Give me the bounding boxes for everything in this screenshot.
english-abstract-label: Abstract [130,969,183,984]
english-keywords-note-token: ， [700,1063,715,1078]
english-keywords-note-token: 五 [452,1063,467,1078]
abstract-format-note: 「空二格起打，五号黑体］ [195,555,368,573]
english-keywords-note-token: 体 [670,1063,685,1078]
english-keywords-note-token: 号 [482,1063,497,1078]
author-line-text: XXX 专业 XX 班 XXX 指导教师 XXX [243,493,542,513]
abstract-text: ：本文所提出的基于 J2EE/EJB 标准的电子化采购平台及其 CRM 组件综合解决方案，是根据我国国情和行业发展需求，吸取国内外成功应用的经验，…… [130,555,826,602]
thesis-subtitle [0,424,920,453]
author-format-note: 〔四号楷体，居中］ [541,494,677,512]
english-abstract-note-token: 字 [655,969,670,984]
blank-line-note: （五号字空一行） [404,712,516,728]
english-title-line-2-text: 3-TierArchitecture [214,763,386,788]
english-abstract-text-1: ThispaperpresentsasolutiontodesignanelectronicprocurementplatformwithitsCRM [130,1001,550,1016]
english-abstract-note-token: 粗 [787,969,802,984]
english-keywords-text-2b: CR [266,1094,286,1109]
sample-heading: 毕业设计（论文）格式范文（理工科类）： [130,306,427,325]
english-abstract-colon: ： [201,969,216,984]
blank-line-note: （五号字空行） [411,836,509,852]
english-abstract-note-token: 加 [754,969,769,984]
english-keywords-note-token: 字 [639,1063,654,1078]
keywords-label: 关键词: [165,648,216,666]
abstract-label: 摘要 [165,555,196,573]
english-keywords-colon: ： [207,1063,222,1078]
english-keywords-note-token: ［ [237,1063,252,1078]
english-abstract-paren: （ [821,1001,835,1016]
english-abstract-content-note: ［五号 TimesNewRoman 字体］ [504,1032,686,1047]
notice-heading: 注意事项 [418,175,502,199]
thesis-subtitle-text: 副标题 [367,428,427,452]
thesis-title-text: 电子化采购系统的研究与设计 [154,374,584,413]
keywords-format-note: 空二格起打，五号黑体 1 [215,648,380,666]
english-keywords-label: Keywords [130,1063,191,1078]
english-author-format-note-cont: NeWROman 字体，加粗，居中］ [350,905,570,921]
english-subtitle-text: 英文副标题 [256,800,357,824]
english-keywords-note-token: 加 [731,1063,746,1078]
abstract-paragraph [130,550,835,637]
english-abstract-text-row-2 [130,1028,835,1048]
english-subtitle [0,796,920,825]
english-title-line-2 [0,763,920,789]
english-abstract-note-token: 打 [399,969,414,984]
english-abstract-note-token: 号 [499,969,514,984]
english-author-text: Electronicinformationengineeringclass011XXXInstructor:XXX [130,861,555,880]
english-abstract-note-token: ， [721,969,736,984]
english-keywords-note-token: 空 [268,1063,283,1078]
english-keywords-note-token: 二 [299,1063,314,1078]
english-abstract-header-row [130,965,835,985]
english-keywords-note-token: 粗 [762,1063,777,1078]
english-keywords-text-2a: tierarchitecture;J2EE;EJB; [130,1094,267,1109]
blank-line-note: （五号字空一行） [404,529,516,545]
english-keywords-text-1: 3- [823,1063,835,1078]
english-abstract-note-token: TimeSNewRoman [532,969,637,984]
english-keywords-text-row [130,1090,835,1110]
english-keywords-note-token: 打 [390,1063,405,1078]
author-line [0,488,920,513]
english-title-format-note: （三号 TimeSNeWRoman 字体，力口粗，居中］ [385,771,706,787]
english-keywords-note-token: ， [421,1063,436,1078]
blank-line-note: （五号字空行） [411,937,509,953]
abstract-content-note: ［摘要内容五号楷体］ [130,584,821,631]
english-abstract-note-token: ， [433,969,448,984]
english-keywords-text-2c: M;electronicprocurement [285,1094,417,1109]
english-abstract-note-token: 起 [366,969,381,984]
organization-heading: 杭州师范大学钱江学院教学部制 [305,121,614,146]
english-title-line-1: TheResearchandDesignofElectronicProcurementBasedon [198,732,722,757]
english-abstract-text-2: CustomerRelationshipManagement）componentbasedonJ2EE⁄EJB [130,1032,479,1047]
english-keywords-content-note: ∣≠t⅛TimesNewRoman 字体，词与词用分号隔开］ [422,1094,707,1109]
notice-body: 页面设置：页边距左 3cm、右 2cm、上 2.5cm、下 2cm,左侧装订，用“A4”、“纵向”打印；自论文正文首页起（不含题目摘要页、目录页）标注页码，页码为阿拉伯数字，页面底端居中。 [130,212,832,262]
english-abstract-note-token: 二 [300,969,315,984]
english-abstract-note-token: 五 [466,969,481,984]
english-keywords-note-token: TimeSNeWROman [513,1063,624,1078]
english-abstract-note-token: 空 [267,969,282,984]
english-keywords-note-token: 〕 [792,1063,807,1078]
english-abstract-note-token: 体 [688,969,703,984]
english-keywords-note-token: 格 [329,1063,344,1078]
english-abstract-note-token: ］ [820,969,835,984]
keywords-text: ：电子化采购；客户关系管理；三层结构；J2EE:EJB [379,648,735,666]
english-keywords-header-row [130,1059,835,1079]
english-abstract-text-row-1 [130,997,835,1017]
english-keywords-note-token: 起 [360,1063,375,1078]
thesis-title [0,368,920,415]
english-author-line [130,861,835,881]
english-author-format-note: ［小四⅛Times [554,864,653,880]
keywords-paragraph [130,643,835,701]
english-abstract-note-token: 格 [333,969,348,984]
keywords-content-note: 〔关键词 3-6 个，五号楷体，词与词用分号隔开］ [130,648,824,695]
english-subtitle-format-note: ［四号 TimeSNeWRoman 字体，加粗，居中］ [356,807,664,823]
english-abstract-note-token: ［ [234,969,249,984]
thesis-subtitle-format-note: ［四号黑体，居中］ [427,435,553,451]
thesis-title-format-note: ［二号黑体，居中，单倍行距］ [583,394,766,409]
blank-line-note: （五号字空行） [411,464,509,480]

REQUIREMENTS:
Please write out all the records again, switching "blank-line-note" to "empty-line-note" and leaving everything else unchanged.

SOLUTION FOR THIS TASK:
Give me the bounding boxes for everything in this screenshot.
english-abstract-label: Abstract [130,969,183,984]
english-keywords-note-token: ， [700,1063,715,1078]
english-keywords-note-token: 五 [452,1063,467,1078]
abstract-format-note: 「空二格起打，五号黑体］ [195,555,368,573]
english-keywords-note-token: 体 [670,1063,685,1078]
english-keywords-note-token: 号 [482,1063,497,1078]
author-line-text: XXX 专业 XX 班 XXX 指导教师 XXX [243,493,542,513]
abstract-text: ：本文所提出的基于 J2EE/EJB 标准的电子化采购平台及其 CRM 组件综合解决方案，是根据我国国情和行业发展需求，吸取国内外成功应用的经验，…… [130,555,826,602]
thesis-subtitle [0,424,920,453]
author-format-note: 〔四号楷体，居中］ [541,494,677,512]
english-abstract-note-token: 字 [655,969,670,984]
empty-line-note: （五号字空一行） [404,712,516,728]
english-title-line-2-text: 3-TierArchitecture [214,763,386,788]
english-abstract-text-1: ThispaperpresentsasolutiontodesignanelectronicprocurementplatformwithitsCRM [130,1001,550,1016]
english-abstract-note-token: 粗 [787,969,802,984]
english-keywords-text-2b: CR [266,1094,286,1109]
sample-heading: 毕业设计（论文）格式范文（理工科类）： [130,306,427,325]
english-abstract-colon: ： [201,969,216,984]
empty-line-note: （五号字空行） [411,836,509,852]
english-abstract-note-token: 加 [754,969,769,984]
english-keywords-note-token: 字 [639,1063,654,1078]
keywords-label: 关键词: [165,648,216,666]
abstract-label: 摘要 [165,555,196,573]
english-keywords-colon: ： [207,1063,222,1078]
english-keywords-note-token: ［ [237,1063,252,1078]
english-abstract-paren: （ [821,1001,835,1016]
english-abstract-content-note: ［五号 TimesNewRoman 字体］ [504,1032,686,1047]
notice-heading: 注意事项 [418,175,502,199]
thesis-subtitle-text: 副标题 [367,428,427,452]
thesis-title-text: 电子化采购系统的研究与设计 [154,374,584,413]
keywords-format-note: 空二格起打，五号黑体 1 [215,648,380,666]
english-keywords-label: Keywords [130,1063,191,1078]
english-author-format-note-cont: NeWROman 字体，加粗，居中］ [350,905,570,921]
english-subtitle-text: 英文副标题 [256,800,357,824]
english-keywords-note-token: 加 [731,1063,746,1078]
abstract-paragraph [130,550,835,637]
english-abstract-text-row-2 [130,1028,835,1048]
english-subtitle [0,796,920,825]
english-title-line-2 [0,763,920,789]
english-abstract-note-token: 打 [399,969,414,984]
english-abstract-note-token: 号 [499,969,514,984]
english-author-text: Electronicinformationengineeringclass011XXXInstructor:XXX [130,861,555,880]
english-abstract-note-token: ， [721,969,736,984]
english-keywords-note-token: 空 [268,1063,283,1078]
english-keywords-note-token: 二 [299,1063,314,1078]
english-abstract-header-row [130,965,835,985]
english-keywords-note-token: 粗 [762,1063,777,1078]
english-keywords-text-2a: tierarchitecture;J2EE;EJB; [130,1094,267,1109]
empty-line-note: （五号字空一行） [404,529,516,545]
english-keywords-text-1: 3- [823,1063,835,1078]
english-abstract-note-token: TimeSNewRoman [532,969,637,984]
english-keywords-text-row [130,1090,835,1110]
english-keywords-note-token: 打 [390,1063,405,1078]
author-line [0,488,920,513]
english-title-format-note: （三号 TimeSNeWRoman 字体，力口粗，居中］ [385,771,706,787]
english-keywords-note-token: ， [421,1063,436,1078]
empty-line-note: （五号字空行） [411,937,509,953]
abstract-content-note: ［摘要内容五号楷体］ [130,584,821,631]
english-abstract-note-token: ， [433,969,448,984]
english-keywords-text-2c: M;electronicprocurement [285,1094,417,1109]
english-abstract-note-token: 起 [366,969,381,984]
organization-heading: 杭州师范大学钱江学院教学部制 [305,121,614,146]
english-title-line-1: TheResearchandDesignofElectronicProcurementBasedon [198,732,722,757]
english-abstract-text-2: CustomerRelationshipManagement）componentbasedonJ2EE⁄EJB [130,1032,479,1047]
english-keywords-content-note: ∣≠t⅛TimesNewRoman 字体，词与词用分号隔开］ [422,1094,707,1109]
notice-body: 页面设置：页边距左 3cm、右 2cm、上 2.5cm、下 2cm,左侧装订，用“A4”、“纵向”打印；自论文正文首页起（不含题目摘要页、目录页）标注页码，页码为阿拉伯数字，页面底端居中。 [130,212,832,262]
english-abstract-note-token: 二 [300,969,315,984]
english-abstract-note-token: 五 [466,969,481,984]
english-keywords-note-token: TimeSNeWROman [513,1063,624,1078]
english-abstract-note-token: 空 [267,969,282,984]
english-keywords-note-token: 〕 [792,1063,807,1078]
english-abstract-note-token: 体 [688,969,703,984]
english-keywords-note-token: 格 [329,1063,344,1078]
english-abstract-note-token: ］ [820,969,835,984]
keywords-text: ：电子化采购；客户关系管理；三层结构；J2EE:EJB [379,648,735,666]
english-keywords-header-row [130,1059,835,1079]
english-abstract-text-row-1 [130,997,835,1017]
english-keywords-note-token: 起 [360,1063,375,1078]
thesis-title [0,368,920,415]
english-author-line [130,861,835,881]
english-author-format-note: ［小四⅛Times [554,864,653,880]
keywords-paragraph [130,643,835,701]
english-abstract-note-token: 格 [333,969,348,984]
keywords-content-note: 〔关键词 3-6 个，五号楷体，词与词用分号隔开］ [130,648,824,695]
english-subtitle-format-note: ［四号 TimeSNeWRoman 字体，加粗，居中］ [356,807,664,823]
english-abstract-note-token: ［ [234,969,249,984]
thesis-subtitle-format-note: ［四号黑体，居中］ [427,435,553,451]
thesis-title-format-note: ［二号黑体，居中，单倍行距］ [583,394,766,409]
empty-line-note: （五号字空行） [411,464,509,480]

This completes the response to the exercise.